> _Exercise_:
Filter the lines below, copying only those with the string "panel".

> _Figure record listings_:
○ ○ ○
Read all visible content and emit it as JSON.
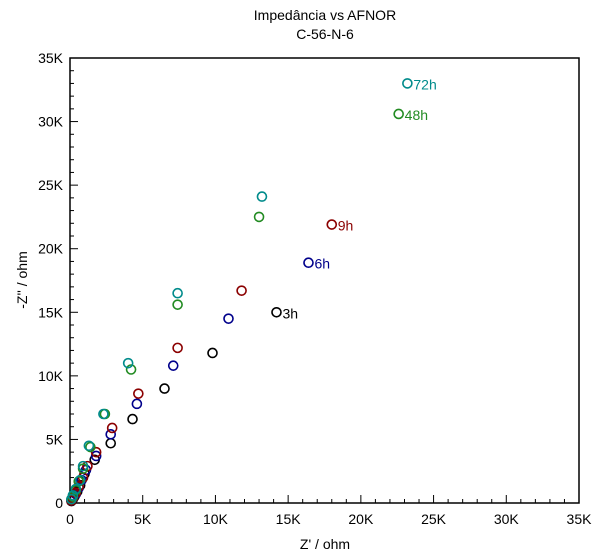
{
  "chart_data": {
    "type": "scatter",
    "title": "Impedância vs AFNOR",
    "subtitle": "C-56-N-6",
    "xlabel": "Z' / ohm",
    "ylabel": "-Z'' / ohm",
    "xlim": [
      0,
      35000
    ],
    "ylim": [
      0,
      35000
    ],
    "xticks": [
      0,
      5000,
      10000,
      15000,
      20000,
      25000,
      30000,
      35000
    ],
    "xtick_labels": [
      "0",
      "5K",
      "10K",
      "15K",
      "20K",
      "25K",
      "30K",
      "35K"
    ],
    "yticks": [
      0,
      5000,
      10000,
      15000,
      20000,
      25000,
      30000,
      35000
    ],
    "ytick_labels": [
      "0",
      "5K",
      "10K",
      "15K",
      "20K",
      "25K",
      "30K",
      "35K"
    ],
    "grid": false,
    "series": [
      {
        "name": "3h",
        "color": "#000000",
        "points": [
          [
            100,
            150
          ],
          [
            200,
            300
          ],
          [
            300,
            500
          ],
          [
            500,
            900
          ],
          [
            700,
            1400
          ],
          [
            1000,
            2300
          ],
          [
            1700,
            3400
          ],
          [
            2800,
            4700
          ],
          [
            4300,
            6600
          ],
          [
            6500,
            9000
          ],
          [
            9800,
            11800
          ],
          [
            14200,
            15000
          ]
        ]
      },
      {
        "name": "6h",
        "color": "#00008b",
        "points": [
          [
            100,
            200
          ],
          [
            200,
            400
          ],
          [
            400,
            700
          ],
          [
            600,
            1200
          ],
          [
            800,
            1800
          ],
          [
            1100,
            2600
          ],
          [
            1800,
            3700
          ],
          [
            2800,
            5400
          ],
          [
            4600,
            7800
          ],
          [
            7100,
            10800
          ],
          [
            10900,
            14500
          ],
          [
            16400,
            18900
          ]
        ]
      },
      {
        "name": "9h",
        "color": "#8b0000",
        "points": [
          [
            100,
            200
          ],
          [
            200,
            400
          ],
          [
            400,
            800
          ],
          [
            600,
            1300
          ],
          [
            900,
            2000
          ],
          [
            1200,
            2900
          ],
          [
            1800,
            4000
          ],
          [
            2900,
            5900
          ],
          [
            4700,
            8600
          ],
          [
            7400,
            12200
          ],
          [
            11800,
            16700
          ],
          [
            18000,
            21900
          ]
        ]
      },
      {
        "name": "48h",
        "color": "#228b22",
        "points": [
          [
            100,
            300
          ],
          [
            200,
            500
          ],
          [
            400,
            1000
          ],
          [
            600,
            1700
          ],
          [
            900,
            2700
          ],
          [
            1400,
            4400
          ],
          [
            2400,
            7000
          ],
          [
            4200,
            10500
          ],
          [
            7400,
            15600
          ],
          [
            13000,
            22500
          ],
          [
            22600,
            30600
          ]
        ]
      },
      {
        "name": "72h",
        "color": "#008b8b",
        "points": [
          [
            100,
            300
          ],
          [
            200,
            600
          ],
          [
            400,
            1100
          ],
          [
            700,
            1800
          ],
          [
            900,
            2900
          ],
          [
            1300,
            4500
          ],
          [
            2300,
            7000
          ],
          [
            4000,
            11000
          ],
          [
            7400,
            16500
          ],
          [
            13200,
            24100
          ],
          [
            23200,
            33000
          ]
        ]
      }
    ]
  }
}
○ ○ ○
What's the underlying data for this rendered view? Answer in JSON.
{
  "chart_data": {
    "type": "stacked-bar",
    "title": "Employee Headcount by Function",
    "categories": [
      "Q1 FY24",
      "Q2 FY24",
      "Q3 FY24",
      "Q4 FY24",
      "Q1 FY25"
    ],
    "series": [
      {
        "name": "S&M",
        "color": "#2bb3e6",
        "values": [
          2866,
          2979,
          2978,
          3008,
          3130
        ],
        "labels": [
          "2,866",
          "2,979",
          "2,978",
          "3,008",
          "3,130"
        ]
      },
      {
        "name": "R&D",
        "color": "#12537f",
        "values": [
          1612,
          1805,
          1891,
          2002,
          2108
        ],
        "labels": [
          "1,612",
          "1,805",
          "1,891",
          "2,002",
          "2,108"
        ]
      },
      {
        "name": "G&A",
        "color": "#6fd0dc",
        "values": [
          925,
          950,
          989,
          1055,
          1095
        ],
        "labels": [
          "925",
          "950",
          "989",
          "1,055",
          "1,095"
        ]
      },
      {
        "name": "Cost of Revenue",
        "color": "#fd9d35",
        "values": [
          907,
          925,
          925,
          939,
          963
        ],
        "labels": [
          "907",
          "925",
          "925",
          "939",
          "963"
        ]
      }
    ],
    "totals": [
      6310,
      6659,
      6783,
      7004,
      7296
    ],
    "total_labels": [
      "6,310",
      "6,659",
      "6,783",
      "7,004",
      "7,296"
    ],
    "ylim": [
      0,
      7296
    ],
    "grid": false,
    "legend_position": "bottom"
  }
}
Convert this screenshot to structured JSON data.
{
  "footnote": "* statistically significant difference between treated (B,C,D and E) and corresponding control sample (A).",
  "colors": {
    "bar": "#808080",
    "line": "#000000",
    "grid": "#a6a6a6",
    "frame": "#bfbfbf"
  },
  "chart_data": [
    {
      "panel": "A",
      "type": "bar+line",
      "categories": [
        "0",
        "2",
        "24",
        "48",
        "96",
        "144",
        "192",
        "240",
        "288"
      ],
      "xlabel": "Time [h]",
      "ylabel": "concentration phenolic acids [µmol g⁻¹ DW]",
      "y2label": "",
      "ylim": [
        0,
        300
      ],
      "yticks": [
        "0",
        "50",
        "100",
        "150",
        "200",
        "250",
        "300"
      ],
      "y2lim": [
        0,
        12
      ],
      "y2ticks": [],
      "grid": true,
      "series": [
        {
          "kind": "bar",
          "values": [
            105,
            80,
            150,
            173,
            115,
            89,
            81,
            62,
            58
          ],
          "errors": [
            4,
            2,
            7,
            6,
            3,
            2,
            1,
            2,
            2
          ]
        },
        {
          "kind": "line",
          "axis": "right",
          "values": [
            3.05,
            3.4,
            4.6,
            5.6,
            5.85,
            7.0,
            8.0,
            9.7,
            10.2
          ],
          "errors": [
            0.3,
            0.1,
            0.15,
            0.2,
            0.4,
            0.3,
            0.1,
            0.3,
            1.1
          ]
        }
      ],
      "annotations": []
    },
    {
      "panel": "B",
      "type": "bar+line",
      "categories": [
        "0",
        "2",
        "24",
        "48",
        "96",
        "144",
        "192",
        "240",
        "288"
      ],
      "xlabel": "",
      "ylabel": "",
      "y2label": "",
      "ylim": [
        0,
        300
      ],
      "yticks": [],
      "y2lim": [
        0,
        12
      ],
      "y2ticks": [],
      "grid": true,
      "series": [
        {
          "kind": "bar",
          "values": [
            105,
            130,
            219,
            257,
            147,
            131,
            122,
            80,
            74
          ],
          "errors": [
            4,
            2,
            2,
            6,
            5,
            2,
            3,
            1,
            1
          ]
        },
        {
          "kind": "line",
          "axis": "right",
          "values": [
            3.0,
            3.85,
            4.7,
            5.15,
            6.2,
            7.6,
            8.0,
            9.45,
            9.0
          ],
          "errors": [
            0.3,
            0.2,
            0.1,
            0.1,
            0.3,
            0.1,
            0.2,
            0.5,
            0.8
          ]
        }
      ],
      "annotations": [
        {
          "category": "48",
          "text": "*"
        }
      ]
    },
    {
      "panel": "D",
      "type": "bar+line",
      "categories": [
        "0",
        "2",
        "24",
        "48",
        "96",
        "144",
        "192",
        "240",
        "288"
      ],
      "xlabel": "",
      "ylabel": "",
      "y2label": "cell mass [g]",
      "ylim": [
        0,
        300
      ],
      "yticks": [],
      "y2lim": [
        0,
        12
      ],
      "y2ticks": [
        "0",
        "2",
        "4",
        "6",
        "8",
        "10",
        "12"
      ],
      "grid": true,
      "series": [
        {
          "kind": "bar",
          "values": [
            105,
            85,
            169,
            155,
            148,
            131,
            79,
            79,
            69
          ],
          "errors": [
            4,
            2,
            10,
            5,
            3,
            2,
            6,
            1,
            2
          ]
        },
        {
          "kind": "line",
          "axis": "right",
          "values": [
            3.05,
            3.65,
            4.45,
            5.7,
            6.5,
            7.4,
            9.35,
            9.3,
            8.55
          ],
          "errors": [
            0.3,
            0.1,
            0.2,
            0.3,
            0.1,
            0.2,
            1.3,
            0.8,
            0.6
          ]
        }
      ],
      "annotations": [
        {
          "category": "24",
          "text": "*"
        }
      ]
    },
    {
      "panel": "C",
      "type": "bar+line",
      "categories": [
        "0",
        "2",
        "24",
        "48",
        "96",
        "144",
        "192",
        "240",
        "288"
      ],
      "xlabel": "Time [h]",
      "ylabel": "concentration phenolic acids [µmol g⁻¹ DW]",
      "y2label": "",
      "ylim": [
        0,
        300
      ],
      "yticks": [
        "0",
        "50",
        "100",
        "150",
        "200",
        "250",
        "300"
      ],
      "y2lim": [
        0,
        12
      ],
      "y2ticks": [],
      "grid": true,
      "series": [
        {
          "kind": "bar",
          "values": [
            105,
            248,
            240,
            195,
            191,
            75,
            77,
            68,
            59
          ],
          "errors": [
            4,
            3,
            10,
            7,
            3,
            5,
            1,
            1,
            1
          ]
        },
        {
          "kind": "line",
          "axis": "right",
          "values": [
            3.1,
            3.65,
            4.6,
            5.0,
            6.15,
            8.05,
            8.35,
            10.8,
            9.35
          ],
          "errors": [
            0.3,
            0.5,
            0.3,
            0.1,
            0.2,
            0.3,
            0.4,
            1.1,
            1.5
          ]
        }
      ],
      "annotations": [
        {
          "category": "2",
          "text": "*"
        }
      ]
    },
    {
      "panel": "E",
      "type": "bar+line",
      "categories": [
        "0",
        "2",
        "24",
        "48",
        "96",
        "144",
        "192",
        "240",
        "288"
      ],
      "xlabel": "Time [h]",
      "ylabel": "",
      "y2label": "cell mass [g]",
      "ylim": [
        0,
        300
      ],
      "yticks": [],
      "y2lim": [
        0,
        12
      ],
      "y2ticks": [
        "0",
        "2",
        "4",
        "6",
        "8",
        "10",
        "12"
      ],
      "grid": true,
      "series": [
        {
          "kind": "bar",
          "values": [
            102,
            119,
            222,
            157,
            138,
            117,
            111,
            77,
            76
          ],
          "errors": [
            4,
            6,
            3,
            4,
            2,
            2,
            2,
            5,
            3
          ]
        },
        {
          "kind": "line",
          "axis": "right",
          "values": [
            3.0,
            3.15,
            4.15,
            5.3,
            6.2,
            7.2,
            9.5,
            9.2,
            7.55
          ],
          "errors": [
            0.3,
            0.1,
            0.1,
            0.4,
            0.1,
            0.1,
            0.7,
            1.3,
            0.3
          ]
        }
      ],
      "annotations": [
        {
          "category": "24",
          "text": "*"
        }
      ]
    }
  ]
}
○ ○ ○
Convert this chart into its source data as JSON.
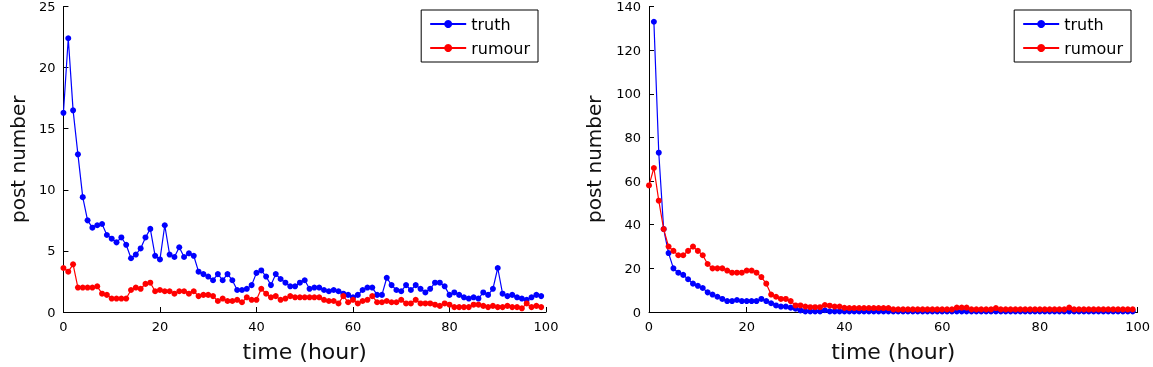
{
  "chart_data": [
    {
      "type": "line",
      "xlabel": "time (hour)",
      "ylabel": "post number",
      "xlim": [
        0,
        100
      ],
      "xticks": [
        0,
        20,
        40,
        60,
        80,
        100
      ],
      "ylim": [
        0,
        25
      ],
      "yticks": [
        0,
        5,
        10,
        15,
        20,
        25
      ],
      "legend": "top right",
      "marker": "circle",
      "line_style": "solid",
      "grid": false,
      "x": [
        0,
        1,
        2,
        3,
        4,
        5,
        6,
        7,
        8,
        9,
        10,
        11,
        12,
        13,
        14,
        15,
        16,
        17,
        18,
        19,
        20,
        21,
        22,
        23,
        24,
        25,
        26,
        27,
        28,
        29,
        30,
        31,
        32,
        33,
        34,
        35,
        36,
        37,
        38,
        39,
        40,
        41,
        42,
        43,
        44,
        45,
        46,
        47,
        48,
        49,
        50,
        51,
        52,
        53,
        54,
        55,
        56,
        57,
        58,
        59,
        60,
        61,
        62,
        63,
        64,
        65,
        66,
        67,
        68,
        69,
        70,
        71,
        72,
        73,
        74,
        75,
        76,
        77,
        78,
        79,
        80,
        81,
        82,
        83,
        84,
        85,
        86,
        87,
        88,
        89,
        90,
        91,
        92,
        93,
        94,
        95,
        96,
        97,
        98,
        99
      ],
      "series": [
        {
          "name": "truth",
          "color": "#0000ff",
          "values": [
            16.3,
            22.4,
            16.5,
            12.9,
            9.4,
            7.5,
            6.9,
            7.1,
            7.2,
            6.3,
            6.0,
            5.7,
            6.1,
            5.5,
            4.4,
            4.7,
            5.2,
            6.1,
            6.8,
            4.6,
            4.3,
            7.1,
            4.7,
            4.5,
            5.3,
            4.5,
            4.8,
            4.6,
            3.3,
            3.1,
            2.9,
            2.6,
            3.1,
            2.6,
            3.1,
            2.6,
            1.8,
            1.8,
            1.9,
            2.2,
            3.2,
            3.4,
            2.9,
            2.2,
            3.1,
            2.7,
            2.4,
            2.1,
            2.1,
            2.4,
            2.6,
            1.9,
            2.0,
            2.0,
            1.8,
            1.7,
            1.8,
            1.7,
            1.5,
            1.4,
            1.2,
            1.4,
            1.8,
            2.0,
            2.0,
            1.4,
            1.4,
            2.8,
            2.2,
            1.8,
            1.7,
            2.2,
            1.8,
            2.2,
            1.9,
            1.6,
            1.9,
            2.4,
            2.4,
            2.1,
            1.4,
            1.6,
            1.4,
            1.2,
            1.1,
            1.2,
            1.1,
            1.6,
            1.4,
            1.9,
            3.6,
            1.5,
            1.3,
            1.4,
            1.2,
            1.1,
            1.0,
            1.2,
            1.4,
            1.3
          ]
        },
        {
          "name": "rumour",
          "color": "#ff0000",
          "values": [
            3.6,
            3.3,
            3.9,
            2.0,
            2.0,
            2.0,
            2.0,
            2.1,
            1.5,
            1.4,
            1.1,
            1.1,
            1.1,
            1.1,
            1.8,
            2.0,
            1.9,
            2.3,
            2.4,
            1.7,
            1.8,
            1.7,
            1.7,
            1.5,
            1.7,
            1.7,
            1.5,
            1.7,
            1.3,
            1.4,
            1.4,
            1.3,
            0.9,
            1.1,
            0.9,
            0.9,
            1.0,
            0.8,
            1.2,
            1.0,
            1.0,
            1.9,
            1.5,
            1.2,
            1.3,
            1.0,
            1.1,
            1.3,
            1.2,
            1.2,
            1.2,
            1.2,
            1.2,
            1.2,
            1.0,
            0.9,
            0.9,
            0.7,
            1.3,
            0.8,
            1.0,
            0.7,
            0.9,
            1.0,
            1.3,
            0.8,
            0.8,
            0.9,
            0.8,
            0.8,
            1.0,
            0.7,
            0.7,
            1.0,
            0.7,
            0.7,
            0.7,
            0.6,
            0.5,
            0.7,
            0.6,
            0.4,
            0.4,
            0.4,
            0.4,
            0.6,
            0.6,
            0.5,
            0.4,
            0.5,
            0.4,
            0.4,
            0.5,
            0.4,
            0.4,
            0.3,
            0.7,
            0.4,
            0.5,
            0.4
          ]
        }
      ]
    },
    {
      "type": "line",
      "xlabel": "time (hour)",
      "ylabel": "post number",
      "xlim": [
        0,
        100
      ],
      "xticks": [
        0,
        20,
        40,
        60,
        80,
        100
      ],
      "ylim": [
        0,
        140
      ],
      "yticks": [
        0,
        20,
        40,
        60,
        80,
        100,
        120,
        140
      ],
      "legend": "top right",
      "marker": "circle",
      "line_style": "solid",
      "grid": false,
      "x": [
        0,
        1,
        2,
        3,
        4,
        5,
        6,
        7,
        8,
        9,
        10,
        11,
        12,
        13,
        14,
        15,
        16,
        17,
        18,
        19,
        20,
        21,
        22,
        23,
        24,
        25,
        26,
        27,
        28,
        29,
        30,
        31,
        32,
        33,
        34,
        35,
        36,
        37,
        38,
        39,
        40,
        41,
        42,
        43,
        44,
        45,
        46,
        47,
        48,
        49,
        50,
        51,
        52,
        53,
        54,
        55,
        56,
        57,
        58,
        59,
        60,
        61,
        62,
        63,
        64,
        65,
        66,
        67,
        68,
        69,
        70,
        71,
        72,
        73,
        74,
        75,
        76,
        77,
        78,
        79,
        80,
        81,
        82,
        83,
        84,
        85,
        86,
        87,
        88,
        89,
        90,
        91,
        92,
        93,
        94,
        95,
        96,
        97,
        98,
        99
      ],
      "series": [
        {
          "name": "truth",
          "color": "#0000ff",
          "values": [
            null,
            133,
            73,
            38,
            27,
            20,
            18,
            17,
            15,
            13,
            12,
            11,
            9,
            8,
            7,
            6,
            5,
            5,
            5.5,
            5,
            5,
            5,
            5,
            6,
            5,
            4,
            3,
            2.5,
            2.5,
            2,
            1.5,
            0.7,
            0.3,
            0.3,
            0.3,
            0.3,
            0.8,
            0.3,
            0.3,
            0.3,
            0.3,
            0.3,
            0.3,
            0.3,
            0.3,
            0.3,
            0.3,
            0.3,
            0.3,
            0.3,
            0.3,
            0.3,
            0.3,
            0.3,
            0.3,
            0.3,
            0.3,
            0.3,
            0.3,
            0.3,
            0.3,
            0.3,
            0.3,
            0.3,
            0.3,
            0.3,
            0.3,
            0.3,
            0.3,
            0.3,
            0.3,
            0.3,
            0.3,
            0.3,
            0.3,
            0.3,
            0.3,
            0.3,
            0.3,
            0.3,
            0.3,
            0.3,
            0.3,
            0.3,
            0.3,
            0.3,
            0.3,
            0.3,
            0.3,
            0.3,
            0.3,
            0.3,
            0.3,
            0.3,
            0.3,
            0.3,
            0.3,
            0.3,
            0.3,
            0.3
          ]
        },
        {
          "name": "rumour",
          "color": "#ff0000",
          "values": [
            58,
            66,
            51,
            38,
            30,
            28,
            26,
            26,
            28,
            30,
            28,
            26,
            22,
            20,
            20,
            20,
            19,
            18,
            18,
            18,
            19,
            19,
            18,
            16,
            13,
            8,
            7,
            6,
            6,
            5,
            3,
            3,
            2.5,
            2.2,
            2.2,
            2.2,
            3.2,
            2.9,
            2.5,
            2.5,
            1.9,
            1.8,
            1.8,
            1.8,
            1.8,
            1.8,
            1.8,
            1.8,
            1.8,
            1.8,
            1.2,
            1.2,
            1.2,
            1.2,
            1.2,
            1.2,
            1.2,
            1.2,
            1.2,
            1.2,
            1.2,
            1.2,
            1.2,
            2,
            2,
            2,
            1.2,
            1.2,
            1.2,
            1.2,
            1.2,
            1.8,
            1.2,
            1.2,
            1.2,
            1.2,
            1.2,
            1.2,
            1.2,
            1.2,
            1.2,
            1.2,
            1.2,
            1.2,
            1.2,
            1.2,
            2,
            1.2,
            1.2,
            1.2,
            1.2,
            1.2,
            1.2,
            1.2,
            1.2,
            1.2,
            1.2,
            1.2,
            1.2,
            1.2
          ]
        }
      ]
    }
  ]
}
○ ○ ○
> _Exercise response_:
      "panel": "A",
      "panel": "B",
      "panel": "D",
      "panel": "C",
      "panel": "E",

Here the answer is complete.